*What is asked*:
Retype all of the data exactly as given.

(Recorded data)
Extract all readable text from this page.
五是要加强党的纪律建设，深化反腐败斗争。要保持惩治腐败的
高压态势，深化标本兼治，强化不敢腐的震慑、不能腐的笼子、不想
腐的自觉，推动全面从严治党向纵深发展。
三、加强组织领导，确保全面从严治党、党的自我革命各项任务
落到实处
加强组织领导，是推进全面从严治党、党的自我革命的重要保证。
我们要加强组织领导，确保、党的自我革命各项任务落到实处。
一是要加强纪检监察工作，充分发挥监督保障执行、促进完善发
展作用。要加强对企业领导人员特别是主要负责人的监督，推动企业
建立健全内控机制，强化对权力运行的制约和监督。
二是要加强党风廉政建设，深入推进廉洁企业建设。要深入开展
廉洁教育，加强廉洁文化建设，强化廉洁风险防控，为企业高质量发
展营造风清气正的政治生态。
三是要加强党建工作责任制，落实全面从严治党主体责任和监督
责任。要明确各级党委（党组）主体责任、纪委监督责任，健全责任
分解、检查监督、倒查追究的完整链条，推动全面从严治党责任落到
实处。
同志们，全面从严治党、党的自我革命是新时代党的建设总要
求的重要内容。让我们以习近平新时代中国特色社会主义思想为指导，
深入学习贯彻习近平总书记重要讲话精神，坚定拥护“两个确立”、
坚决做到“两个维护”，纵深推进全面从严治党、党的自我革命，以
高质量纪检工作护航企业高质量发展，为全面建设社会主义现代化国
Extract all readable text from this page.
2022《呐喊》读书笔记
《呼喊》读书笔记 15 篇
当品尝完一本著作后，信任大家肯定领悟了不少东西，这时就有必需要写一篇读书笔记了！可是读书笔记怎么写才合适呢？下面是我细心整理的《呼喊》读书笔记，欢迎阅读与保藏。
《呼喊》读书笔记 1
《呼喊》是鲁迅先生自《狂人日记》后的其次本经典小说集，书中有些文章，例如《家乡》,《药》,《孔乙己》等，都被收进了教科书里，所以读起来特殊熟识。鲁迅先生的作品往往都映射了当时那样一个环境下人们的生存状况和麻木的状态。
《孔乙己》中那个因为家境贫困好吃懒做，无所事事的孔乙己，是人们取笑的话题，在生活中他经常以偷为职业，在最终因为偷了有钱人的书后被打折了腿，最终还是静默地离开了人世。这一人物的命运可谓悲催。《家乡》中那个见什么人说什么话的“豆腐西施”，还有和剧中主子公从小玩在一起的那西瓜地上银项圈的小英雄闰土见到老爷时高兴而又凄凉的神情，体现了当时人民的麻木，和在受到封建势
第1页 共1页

*Full answer*:
Extract all readable text from this page.
五是要加强党的纪律建设，深化反腐败斗争。要保持惩治腐败的
高压态势，深化标本兼治，强化不敢腐的震慑、不能腐的笼子、不想
腐的自觉，推动全面从严治党向纵深发展。
三、加强组织领导，确保全面从严治党、党的自我革命各项任务
落到实处
加强组织领导，是推进全面从严治党、党的自我革命的重要保证。
我们要加强组织领导，确保、党的自我革命各项任务落到实处。
一是要加强纪检监察工作，充分发挥监督保障执行、促进完善发
展作用。要加强对企业领导人员特别是主要负责人的监督，推动企业
建立健全内控机制，强化对权力运行的制约和监督。
二是要加强党风廉政建设，深入推进廉洁企业建设。要深入开展
廉洁教育，加强廉洁文化建设，强化廉洁风险防控，为企业高质量发
展营造风清气正的政治生态。
三是要加强党建工作责任制，落实全面从严治党主体责任和监督
责任。要明确各级党委（党组）主体责任、纪委监督责任，健全责任
分解、检查监督、倒查追究的完整链条，推动全面从严治党责任落到
实处。
同志们，全面从严治党、党的自我革命是新时代党的建设总要
求的重要内容。让我们以习近平新时代中国特色社会主义思想为指导，
深入学习贯彻习近平总书记重要讲话精神，坚定拥护“两个确立”、
坚决做到“两个维护”，纵深推进全面从严治党、党的自我革命，以
高质量纪检工作护航企业高质量发展，为全面建设社会主义现代化国
Extract all readable text from this page.
2022《呐喊》读书笔记
《呼喊》读书笔记 15 篇
当品尝完一本著作后，信任大家肯定领悟了不少东西，这时就有必需要写一篇读书笔记了！可是读书笔记怎么写才合适呢？下面是我细心整理的《呼喊》读书笔记，欢迎阅读与保藏。
《呼喊》读书笔记 1
《呼喊》是鲁迅先生自《狂人日记》后的其次本经典小说集，书中有些文章，例如《家乡》,《药》,《孔乙己》等，都被收进了教科书里，所以读起来特殊熟识。鲁迅先生的作品往往都映射了当时那样一个环境下人们的生存状况和麻木的状态。
《孔乙己》中那个因为家境贫困好吃懒做，无所事事的孔乙己，是人们取笑的话题，在生活中他经常以偷为职业，在最终因为偷了有钱人的书后被打折了腿，最终还是静默地离开了人世。这一人物的命运可谓悲催。《家乡》中那个见什么人说什么话的“豆腐西施”，还有和剧中主子公从小玩在一起的那西瓜地上银项圈的小英雄闰土见到老爷时高兴而又凄凉的神情，体现了当时人民的麻木，和在受到封建势
第1页 共1页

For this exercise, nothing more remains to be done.